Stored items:
__________

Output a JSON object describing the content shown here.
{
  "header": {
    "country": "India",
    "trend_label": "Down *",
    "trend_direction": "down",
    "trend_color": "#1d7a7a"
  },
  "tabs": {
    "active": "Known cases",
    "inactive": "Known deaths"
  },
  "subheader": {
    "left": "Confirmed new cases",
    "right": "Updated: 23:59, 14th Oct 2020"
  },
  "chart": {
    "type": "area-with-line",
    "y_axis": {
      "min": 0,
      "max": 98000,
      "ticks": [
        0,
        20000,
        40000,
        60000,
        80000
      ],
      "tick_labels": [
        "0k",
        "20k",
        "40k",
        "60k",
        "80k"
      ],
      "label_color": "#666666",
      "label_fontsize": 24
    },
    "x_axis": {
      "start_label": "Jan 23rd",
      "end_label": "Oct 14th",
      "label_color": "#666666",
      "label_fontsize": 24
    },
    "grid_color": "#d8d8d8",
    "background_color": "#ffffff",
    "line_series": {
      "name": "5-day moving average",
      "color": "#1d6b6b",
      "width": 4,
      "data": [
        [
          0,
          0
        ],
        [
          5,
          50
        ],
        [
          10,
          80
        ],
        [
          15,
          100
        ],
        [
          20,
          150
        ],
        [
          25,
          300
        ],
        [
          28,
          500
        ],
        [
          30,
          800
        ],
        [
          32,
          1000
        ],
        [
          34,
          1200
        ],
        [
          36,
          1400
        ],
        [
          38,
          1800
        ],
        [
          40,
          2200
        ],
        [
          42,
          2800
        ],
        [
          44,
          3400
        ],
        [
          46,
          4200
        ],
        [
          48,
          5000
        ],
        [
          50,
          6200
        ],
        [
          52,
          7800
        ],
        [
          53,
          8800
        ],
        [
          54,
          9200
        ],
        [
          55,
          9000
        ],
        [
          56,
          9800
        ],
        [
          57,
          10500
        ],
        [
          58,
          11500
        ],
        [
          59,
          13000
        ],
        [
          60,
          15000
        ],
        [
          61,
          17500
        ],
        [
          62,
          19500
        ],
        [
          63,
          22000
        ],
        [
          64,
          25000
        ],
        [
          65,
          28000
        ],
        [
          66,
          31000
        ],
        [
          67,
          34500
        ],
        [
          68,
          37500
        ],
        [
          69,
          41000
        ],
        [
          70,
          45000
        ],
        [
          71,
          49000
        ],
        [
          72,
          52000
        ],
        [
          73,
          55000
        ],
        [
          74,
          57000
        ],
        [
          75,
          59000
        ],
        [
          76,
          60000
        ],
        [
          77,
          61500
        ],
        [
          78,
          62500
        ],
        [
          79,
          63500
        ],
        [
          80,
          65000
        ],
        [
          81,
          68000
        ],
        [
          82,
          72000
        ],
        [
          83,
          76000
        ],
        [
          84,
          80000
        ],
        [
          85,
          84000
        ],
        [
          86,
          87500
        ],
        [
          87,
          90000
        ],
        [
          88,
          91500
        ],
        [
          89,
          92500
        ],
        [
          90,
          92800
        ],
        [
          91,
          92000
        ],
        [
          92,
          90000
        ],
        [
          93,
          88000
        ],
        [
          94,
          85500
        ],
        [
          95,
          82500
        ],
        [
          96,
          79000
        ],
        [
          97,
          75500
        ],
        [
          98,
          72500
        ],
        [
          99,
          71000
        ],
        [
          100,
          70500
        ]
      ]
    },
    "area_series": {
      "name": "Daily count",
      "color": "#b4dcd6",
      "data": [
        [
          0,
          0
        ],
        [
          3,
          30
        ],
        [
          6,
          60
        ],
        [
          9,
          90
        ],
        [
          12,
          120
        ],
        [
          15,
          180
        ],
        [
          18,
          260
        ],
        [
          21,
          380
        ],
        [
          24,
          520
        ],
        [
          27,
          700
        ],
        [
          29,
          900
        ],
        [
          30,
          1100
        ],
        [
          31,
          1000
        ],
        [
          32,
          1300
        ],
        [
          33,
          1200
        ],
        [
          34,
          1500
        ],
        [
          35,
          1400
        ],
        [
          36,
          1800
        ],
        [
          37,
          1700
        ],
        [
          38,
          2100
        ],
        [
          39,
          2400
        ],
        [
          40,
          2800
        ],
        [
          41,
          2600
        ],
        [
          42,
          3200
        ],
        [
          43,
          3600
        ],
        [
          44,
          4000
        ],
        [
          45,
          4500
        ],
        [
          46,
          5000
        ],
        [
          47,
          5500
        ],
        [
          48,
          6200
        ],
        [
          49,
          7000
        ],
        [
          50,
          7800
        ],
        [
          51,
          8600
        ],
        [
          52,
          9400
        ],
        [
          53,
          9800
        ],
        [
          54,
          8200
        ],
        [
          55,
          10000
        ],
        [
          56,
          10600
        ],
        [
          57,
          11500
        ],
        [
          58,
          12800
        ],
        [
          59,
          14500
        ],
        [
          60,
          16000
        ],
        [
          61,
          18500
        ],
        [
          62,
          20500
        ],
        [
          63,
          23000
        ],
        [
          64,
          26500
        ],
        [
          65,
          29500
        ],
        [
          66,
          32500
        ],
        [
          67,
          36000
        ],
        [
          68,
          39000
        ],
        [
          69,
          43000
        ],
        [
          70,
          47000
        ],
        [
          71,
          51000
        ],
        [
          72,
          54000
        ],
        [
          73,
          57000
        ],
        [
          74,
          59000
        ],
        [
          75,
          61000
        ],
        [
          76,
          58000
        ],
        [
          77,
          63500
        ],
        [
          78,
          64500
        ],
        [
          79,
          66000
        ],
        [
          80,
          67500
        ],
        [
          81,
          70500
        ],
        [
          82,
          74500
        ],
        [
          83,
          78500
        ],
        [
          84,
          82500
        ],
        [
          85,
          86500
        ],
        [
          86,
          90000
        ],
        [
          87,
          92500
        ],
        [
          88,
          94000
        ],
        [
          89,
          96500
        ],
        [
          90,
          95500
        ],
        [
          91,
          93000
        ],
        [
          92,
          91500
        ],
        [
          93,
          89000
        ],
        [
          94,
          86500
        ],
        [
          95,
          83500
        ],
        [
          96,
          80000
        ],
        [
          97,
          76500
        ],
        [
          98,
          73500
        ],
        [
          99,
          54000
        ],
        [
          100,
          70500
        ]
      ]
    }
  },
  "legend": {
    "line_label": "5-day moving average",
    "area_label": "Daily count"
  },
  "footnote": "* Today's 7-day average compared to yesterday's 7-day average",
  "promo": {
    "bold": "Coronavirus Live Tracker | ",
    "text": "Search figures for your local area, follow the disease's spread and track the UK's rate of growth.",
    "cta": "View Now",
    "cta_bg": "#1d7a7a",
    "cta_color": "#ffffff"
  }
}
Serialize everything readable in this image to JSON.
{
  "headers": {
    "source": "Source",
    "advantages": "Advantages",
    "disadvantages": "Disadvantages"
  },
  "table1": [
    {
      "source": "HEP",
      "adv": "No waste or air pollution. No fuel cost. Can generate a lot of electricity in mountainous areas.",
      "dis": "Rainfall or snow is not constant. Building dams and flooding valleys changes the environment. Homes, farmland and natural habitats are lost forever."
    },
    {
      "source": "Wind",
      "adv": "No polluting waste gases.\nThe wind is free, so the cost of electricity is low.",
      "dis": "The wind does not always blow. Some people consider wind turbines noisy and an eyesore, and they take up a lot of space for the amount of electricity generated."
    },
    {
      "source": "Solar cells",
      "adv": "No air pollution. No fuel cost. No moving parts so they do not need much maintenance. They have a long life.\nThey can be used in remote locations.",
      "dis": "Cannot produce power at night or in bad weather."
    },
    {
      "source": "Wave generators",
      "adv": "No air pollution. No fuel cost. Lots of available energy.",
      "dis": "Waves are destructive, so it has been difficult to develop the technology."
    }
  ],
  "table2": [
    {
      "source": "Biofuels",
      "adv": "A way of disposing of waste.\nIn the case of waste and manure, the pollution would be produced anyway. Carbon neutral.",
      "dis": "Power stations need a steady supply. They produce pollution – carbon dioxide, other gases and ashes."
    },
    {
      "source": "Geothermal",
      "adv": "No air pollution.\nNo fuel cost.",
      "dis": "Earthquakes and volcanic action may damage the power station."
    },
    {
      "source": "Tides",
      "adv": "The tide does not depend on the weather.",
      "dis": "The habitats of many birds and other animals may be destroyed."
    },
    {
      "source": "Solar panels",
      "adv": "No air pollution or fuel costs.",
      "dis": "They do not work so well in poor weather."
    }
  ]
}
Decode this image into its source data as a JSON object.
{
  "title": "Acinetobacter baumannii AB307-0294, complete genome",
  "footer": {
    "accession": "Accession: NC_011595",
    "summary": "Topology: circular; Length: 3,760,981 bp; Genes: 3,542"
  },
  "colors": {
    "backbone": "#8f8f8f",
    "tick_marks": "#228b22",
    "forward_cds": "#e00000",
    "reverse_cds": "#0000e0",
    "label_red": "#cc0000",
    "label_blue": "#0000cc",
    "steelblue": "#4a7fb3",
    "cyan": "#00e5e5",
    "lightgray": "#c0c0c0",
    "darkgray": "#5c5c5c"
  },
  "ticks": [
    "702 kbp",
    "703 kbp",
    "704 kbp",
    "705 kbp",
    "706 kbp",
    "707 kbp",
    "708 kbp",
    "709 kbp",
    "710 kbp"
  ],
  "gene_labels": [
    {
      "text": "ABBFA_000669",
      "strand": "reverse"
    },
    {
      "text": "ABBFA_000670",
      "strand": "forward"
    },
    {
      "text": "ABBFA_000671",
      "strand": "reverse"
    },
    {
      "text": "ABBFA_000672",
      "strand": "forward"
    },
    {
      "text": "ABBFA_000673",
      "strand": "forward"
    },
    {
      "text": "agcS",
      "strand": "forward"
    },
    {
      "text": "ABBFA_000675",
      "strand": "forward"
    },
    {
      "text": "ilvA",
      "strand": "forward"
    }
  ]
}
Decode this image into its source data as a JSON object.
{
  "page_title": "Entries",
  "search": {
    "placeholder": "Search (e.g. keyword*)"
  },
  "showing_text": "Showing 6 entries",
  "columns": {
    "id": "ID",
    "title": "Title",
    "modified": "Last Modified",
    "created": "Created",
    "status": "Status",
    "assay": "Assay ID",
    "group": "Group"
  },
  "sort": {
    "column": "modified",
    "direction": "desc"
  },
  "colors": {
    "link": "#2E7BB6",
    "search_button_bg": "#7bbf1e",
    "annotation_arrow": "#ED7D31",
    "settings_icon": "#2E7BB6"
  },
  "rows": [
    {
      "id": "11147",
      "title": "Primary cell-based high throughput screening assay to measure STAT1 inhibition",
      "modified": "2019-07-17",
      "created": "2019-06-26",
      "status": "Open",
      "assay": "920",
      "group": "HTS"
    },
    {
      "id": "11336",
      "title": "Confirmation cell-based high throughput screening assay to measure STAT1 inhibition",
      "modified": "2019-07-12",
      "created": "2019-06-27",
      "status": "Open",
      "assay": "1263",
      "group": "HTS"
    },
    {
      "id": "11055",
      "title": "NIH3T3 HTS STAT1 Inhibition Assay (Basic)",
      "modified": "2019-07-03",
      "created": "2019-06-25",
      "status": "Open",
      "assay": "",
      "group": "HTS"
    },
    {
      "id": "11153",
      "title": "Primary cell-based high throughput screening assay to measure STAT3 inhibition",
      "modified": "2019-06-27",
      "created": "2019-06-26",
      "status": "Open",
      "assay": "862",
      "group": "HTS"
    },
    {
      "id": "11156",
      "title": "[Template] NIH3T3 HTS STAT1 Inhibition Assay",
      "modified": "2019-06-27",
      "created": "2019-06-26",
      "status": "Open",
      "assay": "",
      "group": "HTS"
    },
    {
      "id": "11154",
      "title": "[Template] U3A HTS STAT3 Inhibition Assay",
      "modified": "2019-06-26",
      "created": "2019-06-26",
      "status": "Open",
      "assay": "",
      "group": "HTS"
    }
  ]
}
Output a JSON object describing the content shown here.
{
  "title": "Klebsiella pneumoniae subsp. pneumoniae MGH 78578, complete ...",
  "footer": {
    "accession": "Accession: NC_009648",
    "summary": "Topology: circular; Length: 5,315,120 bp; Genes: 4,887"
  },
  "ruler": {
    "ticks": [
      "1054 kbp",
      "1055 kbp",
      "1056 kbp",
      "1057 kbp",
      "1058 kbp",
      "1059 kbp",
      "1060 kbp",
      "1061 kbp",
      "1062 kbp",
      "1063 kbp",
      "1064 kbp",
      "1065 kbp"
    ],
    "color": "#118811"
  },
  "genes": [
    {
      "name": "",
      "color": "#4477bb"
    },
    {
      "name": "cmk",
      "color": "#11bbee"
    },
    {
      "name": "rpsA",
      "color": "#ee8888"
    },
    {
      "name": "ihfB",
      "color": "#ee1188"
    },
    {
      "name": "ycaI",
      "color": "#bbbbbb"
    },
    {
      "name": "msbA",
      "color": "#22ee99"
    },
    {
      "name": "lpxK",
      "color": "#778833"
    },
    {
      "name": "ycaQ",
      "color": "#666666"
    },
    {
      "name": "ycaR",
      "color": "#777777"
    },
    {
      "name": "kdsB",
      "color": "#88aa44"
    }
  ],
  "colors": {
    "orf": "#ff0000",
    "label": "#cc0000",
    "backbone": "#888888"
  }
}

__________

Only lines that contain "complete" are needed, so copy each of them from the data.

  "title": "Acinetobacter baumannii AB307-0294, complete genome",
  "title": "Klebsiella pneumoniae subsp. pneumoniae MGH 78578, complete ...",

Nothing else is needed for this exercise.